### Short task:
Each record is to be printed again precisely as it reads.

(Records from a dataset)
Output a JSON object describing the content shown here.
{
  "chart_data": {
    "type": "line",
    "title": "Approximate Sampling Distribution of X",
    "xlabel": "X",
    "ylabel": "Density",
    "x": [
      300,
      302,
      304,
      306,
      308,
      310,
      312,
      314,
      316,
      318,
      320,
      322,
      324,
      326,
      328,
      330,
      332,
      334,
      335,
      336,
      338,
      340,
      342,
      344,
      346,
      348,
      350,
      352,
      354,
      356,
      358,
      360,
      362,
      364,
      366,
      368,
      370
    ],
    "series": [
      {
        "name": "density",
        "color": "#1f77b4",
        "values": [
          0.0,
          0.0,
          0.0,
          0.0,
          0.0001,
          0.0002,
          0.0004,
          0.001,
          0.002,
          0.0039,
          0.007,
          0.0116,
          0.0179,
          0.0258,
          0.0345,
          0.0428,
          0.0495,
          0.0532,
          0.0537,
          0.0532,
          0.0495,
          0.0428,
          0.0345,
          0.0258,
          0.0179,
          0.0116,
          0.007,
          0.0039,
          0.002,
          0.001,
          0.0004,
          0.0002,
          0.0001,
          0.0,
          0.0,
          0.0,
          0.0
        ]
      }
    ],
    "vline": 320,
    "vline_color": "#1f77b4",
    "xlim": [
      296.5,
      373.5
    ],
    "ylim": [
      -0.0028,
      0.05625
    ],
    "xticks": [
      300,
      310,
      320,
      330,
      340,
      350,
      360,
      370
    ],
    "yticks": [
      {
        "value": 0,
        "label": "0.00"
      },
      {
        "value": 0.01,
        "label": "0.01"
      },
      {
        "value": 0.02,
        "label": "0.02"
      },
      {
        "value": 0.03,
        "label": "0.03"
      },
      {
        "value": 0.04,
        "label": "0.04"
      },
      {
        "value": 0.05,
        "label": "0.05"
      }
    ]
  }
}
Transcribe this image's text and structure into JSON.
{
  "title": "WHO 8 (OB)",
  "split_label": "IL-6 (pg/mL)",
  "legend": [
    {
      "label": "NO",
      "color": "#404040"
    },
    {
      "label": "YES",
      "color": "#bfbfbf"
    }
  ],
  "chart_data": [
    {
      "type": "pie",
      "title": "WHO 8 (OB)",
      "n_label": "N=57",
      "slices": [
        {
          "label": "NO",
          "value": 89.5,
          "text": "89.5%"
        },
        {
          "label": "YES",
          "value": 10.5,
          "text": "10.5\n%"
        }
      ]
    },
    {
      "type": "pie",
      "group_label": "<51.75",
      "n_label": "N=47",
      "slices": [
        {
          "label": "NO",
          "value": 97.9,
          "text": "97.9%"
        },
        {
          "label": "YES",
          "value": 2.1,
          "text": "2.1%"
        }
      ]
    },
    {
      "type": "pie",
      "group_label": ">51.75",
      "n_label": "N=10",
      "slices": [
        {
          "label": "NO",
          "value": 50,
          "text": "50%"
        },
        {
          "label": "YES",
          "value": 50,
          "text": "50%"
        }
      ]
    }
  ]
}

### Exercise solution:
Output a JSON object describing the content shown here.
{
  "chart_data": {
    "type": "line",
    "title": "Approximate Sampling Distribution of X",
    "xlabel": "X",
    "ylabel": "Density",
    "x": [
      300,
      302,
      304,
      306,
      308,
      310,
      312,
      314,
      316,
      318,
      320,
      322,
      324,
      326,
      328,
      330,
      332,
      334,
      335,
      336,
      338,
      340,
      342,
      344,
      346,
      348,
      350,
      352,
      354,
      356,
      358,
      360,
      362,
      364,
      366,
      368,
      370
    ],
    "series": [
      {
        "name": "density",
        "color": "#1f77b4",
        "values": [
          0.0,
          0.0,
          0.0,
          0.0,
          0.0001,
          0.0002,
          0.0004,
          0.001,
          0.002,
          0.0039,
          0.007,
          0.0116,
          0.0179,
          0.0258,
          0.0345,
          0.0428,
          0.0495,
          0.0532,
          0.0537,
          0.0532,
          0.0495,
          0.0428,
          0.0345,
          0.0258,
          0.0179,
          0.0116,
          0.007,
          0.0039,
          0.002,
          0.001,
          0.0004,
          0.0002,
          0.0001,
          0.0,
          0.0,
          0.0,
          0.0
        ]
      }
    ],
    "vline": 320,
    "vline_color": "#1f77b4",
    "xlim": [
      296.5,
      373.5
    ],
    "ylim": [
      -0.0028,
      0.05625
    ],
    "xticks": [
      300,
      310,
      320,
      330,
      340,
      350,
      360,
      370
    ],
    "yticks": [
      {
        "value": 0,
        "label": "0.00"
      },
      {
        "value": 0.01,
        "label": "0.01"
      },
      {
        "value": 0.02,
        "label": "0.02"
      },
      {
        "value": 0.03,
        "label": "0.03"
      },
      {
        "value": 0.04,
        "label": "0.04"
      },
      {
        "value": 0.05,
        "label": "0.05"
      }
    ]
  }
}
Transcribe this image's text and structure into JSON.
{
  "title": "WHO 8 (OB)",
  "split_label": "IL-6 (pg/mL)",
  "legend": [
    {
      "label": "NO",
      "color": "#404040"
    },
    {
      "label": "YES",
      "color": "#bfbfbf"
    }
  ],
  "chart_data": [
    {
      "type": "pie",
      "title": "WHO 8 (OB)",
      "n_label": "N=57",
      "slices": [
        {
          "label": "NO",
          "value": 89.5,
          "text": "89.5%"
        },
        {
          "label": "YES",
          "value": 10.5,
          "text": "10.5\n%"
        }
      ]
    },
    {
      "type": "pie",
      "group_label": "<51.75",
      "n_label": "N=47",
      "slices": [
        {
          "label": "NO",
          "value": 97.9,
          "text": "97.9%"
        },
        {
          "label": "YES",
          "value": 2.1,
          "text": "2.1%"
        }
      ]
    },
    {
      "type": "pie",
      "group_label": ">51.75",
      "n_label": "N=10",
      "slices": [
        {
          "label": "NO",
          "value": 50,
          "text": "50%"
        },
        {
          "label": "YES",
          "value": 50,
          "text": "50%"
        }
      ]
    }
  ]
}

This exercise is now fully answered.